## Your goal
Would you output the whole listing below, exactly as it reads?

[Figure collection entries]
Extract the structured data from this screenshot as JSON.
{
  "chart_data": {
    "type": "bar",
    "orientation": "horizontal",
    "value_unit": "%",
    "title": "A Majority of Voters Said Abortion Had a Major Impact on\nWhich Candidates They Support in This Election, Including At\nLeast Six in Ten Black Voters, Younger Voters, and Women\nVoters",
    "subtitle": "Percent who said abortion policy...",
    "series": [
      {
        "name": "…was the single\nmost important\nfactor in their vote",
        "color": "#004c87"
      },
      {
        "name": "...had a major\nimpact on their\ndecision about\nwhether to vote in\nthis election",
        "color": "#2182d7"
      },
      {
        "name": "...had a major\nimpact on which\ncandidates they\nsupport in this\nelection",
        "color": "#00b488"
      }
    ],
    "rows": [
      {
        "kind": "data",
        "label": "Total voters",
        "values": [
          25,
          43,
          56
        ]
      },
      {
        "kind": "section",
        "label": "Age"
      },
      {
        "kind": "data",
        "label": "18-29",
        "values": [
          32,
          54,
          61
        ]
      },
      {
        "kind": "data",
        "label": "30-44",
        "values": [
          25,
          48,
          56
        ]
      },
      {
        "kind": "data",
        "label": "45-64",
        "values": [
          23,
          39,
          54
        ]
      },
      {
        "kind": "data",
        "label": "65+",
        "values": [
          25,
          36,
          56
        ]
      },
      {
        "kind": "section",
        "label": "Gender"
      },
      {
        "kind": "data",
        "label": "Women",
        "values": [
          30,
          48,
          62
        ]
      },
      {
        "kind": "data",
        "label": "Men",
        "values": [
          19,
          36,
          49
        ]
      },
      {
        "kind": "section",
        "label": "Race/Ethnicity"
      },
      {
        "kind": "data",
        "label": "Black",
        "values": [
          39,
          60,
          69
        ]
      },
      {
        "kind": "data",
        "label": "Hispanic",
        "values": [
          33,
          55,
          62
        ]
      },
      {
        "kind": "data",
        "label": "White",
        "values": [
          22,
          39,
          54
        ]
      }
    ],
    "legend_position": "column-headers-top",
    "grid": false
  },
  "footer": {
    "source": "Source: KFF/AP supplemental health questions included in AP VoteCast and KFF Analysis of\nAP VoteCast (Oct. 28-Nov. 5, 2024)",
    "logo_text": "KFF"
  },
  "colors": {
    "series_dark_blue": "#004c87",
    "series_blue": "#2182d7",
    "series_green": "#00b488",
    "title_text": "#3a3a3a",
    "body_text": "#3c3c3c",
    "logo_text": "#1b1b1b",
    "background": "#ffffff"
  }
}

## Answer to the problem
Extract the structured data from this screenshot as JSON.
{
  "chart_data": {
    "type": "bar",
    "orientation": "horizontal",
    "value_unit": "%",
    "title": "A Majority of Voters Said Abortion Had a Major Impact on\nWhich Candidates They Support in This Election, Including At\nLeast Six in Ten Black Voters, Younger Voters, and Women\nVoters",
    "subtitle": "Percent who said abortion policy...",
    "series": [
      {
        "name": "…was the single\nmost important\nfactor in their vote",
        "color": "#004c87"
      },
      {
        "name": "...had a major\nimpact on their\ndecision about\nwhether to vote in\nthis election",
        "color": "#2182d7"
      },
      {
        "name": "...had a major\nimpact on which\ncandidates they\nsupport in this\nelection",
        "color": "#00b488"
      }
    ],
    "rows": [
      {
        "kind": "data",
        "label": "Total voters",
        "values": [
          25,
          43,
          56
        ]
      },
      {
        "kind": "section",
        "label": "Age"
      },
      {
        "kind": "data",
        "label": "18-29",
        "values": [
          32,
          54,
          61
        ]
      },
      {
        "kind": "data",
        "label": "30-44",
        "values": [
          25,
          48,
          56
        ]
      },
      {
        "kind": "data",
        "label": "45-64",
        "values": [
          23,
          39,
          54
        ]
      },
      {
        "kind": "data",
        "label": "65+",
        "values": [
          25,
          36,
          56
        ]
      },
      {
        "kind": "section",
        "label": "Gender"
      },
      {
        "kind": "data",
        "label": "Women",
        "values": [
          30,
          48,
          62
        ]
      },
      {
        "kind": "data",
        "label": "Men",
        "values": [
          19,
          36,
          49
        ]
      },
      {
        "kind": "section",
        "label": "Race/Ethnicity"
      },
      {
        "kind": "data",
        "label": "Black",
        "values": [
          39,
          60,
          69
        ]
      },
      {
        "kind": "data",
        "label": "Hispanic",
        "values": [
          33,
          55,
          62
        ]
      },
      {
        "kind": "data",
        "label": "White",
        "values": [
          22,
          39,
          54
        ]
      }
    ],
    "legend_position": "column-headers-top",
    "grid": false
  },
  "footer": {
    "source": "Source: KFF/AP supplemental health questions included in AP VoteCast and KFF Analysis of\nAP VoteCast (Oct. 28-Nov. 5, 2024)",
    "logo_text": "KFF"
  },
  "colors": {
    "series_dark_blue": "#004c87",
    "series_blue": "#2182d7",
    "series_green": "#00b488",
    "title_text": "#3a3a3a",
    "body_text": "#3c3c3c",
    "logo_text": "#1b1b1b",
    "background": "#ffffff"
  }
}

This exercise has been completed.